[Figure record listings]
** start **
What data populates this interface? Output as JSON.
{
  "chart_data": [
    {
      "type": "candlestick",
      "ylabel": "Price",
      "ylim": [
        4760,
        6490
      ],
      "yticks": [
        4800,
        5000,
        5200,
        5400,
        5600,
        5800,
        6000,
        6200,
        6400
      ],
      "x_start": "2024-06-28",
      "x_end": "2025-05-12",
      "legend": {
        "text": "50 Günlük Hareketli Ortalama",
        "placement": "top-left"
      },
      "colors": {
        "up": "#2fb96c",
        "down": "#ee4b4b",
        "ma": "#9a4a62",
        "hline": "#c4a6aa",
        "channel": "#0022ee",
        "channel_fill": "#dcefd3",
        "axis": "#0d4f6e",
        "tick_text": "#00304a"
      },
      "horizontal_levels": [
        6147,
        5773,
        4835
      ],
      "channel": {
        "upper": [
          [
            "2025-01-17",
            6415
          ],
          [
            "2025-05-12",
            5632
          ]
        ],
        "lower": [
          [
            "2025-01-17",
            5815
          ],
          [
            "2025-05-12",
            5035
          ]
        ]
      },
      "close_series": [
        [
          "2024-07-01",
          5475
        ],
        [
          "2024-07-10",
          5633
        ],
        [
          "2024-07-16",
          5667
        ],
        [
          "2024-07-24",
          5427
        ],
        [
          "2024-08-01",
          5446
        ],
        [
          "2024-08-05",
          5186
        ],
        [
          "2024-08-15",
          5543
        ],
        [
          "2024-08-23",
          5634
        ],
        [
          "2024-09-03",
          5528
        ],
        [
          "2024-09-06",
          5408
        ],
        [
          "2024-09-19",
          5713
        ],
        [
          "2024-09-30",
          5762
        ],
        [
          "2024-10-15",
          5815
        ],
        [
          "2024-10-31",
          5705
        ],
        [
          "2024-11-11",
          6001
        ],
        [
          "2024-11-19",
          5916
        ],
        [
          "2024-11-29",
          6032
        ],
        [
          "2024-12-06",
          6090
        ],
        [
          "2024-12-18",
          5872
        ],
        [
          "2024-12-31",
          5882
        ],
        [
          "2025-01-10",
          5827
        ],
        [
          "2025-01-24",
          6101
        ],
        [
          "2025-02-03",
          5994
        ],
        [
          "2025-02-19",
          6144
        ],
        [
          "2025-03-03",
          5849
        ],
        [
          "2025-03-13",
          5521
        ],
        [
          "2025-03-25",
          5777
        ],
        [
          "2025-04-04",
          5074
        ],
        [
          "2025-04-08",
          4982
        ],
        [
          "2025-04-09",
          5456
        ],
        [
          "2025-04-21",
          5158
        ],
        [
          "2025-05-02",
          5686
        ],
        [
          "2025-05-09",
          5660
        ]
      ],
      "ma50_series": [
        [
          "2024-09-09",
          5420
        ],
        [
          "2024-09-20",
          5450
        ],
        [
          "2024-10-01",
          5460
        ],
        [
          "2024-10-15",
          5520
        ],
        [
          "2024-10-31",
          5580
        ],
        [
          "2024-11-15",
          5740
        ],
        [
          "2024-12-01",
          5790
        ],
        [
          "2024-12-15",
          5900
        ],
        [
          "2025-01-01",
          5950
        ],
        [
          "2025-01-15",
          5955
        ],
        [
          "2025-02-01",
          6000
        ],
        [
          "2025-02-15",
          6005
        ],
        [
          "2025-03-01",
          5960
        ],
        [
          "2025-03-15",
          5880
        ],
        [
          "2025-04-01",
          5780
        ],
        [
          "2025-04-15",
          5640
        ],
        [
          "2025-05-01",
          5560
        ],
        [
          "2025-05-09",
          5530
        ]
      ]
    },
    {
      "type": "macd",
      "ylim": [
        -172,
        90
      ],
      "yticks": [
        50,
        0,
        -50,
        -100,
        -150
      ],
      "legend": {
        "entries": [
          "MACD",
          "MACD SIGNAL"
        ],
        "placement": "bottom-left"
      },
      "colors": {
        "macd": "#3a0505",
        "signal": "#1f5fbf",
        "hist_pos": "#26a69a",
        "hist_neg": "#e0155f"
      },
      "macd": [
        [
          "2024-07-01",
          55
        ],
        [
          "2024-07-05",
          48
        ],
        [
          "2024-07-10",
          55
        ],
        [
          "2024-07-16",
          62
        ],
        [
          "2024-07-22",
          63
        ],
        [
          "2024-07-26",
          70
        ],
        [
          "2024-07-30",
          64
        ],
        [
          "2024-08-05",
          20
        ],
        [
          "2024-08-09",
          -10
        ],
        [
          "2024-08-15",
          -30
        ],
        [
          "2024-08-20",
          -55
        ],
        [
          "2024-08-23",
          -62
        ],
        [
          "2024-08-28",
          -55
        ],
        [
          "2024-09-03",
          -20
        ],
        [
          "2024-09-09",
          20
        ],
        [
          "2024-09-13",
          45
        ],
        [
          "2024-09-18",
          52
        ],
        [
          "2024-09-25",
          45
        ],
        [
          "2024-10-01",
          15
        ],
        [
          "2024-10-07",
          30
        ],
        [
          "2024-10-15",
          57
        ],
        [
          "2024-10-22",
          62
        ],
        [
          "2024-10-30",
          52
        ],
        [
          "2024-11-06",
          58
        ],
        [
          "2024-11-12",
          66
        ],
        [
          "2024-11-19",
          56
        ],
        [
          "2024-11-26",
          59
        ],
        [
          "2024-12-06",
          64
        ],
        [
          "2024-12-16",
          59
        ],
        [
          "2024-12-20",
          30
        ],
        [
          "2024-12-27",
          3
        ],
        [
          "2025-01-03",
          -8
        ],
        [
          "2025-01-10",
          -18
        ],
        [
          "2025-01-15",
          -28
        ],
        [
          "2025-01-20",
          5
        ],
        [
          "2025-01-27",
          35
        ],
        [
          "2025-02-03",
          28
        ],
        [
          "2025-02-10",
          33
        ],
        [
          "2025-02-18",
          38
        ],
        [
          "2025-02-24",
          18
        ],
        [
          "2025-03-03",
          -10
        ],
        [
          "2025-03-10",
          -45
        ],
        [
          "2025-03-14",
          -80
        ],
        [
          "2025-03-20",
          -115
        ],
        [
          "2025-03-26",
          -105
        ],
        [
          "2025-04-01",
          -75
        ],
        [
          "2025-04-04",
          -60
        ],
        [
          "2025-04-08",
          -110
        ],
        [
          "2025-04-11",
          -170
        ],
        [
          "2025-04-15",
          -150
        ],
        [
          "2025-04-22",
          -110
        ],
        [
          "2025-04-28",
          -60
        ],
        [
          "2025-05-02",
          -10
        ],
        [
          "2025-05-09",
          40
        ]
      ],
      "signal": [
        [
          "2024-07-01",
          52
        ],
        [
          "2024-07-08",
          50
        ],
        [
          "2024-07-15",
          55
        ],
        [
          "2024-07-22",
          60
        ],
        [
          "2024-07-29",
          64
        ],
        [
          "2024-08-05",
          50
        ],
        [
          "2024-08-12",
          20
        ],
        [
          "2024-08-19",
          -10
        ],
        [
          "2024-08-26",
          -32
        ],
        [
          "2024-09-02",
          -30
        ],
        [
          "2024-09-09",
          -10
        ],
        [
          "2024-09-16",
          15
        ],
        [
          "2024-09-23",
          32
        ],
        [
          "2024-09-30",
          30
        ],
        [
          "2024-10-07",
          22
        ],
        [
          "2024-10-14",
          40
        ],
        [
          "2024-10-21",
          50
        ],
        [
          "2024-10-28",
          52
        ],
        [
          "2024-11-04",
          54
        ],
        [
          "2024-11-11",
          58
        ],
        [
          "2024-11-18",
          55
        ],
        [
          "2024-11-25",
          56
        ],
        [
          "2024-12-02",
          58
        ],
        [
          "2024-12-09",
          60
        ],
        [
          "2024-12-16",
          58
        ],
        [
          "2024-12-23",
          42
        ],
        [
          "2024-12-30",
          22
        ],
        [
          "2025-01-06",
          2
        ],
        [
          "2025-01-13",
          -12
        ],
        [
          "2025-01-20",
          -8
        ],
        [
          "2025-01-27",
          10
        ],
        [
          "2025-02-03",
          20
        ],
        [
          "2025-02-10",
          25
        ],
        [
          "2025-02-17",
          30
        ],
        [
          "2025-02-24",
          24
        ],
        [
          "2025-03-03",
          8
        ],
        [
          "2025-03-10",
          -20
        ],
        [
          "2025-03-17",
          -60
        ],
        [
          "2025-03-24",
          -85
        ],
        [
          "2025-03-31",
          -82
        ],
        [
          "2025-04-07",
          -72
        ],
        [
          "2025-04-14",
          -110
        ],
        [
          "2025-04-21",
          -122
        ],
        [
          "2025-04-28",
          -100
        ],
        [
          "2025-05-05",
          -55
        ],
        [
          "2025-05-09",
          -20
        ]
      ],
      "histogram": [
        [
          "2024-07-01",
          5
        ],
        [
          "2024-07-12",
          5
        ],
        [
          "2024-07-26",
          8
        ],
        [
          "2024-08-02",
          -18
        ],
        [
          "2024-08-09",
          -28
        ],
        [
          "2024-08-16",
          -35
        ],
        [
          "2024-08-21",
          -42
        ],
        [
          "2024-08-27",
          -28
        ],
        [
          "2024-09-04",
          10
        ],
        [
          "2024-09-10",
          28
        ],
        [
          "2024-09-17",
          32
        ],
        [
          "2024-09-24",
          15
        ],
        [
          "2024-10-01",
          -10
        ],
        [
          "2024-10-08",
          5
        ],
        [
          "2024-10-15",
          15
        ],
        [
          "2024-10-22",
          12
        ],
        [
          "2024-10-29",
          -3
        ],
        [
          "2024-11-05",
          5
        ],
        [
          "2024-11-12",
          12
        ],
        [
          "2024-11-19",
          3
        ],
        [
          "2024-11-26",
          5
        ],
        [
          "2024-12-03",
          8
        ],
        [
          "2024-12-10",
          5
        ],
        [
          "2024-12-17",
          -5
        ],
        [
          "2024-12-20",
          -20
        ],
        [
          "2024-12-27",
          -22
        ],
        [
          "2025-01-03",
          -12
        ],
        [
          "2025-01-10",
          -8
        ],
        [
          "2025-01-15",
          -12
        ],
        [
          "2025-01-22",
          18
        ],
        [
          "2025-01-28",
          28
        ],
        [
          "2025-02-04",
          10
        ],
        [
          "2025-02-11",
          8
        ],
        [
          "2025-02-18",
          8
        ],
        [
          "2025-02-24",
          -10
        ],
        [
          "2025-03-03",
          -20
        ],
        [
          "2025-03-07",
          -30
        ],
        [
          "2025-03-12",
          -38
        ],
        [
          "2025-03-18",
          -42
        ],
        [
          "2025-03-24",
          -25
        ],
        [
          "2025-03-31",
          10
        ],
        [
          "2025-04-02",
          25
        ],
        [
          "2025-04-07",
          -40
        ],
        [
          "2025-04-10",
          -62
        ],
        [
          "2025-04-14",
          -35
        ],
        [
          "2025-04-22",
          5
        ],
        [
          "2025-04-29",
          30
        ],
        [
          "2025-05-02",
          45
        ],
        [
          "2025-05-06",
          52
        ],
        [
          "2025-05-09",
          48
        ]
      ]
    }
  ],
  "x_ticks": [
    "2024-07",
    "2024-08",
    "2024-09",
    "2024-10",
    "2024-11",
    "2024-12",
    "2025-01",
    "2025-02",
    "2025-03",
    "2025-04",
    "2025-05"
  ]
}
** end **
* Work to complete
Report how many lines in this data include the string "left", and nothing else.

* Output
2